-- begin DATA FOR PROCESSING --

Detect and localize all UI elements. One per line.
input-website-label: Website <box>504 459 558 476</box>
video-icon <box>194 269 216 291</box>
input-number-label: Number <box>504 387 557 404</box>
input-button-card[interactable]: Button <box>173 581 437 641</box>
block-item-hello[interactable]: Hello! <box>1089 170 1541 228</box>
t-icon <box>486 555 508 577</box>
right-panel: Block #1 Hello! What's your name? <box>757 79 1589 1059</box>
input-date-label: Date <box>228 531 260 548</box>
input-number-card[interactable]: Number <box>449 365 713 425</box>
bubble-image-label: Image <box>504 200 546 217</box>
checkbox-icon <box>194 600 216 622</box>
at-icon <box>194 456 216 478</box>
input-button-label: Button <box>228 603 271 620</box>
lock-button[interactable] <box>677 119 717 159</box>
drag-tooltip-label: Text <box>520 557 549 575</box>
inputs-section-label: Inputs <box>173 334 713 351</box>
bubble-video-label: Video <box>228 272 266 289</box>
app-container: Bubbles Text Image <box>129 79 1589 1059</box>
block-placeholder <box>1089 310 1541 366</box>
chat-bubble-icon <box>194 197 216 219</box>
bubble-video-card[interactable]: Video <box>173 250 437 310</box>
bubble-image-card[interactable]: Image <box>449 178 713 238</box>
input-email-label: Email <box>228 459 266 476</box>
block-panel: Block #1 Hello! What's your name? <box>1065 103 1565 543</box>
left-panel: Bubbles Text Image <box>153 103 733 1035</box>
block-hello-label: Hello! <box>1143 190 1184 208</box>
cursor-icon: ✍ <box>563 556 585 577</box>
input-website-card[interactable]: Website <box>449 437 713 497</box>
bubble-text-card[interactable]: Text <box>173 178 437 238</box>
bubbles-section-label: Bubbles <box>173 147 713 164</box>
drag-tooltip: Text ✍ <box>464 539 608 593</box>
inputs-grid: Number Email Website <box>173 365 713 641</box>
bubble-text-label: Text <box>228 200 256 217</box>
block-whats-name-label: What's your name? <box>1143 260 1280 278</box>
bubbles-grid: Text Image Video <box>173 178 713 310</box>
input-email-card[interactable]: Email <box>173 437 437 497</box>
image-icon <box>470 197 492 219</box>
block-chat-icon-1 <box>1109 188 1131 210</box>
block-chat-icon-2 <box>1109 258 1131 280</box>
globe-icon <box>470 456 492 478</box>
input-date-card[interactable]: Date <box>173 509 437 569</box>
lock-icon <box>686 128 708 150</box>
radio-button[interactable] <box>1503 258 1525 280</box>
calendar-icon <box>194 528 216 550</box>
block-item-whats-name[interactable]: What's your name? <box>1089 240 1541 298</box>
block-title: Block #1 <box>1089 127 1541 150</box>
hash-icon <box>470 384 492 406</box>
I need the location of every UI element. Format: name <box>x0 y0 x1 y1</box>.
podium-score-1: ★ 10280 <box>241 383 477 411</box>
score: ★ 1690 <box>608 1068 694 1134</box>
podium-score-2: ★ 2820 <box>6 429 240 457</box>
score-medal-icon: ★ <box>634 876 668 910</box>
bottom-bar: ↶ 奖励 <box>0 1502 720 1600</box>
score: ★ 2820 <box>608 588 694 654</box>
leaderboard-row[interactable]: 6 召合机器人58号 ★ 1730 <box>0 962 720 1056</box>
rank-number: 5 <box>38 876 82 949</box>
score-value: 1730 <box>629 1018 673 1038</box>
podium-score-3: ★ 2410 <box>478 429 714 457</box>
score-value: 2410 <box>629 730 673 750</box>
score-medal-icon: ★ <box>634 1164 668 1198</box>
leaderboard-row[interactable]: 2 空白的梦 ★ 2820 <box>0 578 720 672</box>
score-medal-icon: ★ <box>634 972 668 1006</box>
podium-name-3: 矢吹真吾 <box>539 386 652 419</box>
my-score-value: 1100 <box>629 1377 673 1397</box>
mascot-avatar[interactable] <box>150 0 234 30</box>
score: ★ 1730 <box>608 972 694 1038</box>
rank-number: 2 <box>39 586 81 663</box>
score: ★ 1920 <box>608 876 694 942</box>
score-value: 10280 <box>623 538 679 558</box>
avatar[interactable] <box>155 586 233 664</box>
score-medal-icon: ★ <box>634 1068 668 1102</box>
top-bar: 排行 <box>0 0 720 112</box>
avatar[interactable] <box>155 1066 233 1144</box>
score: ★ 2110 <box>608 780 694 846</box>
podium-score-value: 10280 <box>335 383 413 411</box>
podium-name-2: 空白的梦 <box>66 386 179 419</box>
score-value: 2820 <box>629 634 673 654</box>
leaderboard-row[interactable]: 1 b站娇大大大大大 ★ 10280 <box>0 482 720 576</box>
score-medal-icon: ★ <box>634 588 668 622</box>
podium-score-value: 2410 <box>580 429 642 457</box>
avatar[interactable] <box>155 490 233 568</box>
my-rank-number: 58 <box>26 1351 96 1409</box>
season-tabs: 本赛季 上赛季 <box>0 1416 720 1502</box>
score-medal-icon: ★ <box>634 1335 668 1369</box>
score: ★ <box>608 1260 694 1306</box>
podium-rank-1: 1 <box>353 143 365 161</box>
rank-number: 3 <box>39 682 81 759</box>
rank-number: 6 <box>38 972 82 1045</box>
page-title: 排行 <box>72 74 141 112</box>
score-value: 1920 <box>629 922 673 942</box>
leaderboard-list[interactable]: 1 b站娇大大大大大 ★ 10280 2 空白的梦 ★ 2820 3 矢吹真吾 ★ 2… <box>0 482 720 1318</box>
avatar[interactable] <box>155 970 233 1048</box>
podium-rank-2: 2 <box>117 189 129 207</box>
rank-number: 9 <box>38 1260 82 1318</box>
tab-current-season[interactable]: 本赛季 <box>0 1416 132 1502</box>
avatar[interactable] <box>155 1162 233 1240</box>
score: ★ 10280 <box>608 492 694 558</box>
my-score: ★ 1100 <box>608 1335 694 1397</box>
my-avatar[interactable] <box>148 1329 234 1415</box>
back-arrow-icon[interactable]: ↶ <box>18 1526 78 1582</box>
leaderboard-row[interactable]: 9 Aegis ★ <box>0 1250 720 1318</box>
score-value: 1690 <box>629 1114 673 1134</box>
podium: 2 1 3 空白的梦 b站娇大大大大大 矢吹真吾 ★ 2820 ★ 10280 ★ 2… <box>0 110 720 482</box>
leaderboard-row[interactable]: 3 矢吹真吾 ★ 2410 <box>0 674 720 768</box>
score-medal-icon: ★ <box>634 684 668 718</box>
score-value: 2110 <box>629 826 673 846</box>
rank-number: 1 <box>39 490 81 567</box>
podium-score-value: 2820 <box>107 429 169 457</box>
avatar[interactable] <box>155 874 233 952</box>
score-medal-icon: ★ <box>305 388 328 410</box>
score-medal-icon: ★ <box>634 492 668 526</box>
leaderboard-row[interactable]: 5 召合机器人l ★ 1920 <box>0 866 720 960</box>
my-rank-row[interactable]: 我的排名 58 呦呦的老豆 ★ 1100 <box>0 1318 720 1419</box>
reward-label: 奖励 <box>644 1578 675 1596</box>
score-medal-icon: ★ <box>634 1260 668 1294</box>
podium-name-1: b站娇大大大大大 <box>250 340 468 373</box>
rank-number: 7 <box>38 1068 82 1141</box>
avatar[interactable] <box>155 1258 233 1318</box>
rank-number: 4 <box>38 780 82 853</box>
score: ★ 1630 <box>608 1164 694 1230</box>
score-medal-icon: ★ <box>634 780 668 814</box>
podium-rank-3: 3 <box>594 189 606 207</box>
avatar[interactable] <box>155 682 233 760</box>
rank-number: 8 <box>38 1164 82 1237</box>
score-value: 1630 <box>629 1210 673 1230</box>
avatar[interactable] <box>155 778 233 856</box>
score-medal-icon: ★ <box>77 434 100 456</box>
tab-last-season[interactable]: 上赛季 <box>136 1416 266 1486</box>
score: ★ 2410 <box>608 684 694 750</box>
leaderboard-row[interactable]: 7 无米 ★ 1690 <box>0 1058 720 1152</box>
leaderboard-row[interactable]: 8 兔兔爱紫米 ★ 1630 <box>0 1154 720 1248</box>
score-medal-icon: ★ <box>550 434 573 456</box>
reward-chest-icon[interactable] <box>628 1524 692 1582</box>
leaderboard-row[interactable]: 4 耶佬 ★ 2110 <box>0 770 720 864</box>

-- end DATA FOR PROCESSING --

● SET TASK
Please output the records as a numbered list, leaving out blank lines. Begin at the first line of the records and stop after the line that contains "right-panel: Block #1".

● ANSWER IN FULL
1. Detect and localize all UI elements. One per line.
2. input-website-label: Website <box>504 459 558 476</box>
3. video-icon <box>194 269 216 291</box>
4. input-number-label: Number <box>504 387 557 404</box>
5. input-button-card[interactable]: Button <box>173 581 437 641</box>
6. block-item-hello[interactable]: Hello! <box>1089 170 1541 228</box>
7. t-icon <box>486 555 508 577</box>
8. right-panel: Block #1 Hello! What's your name? <box>757 79 1589 1059</box>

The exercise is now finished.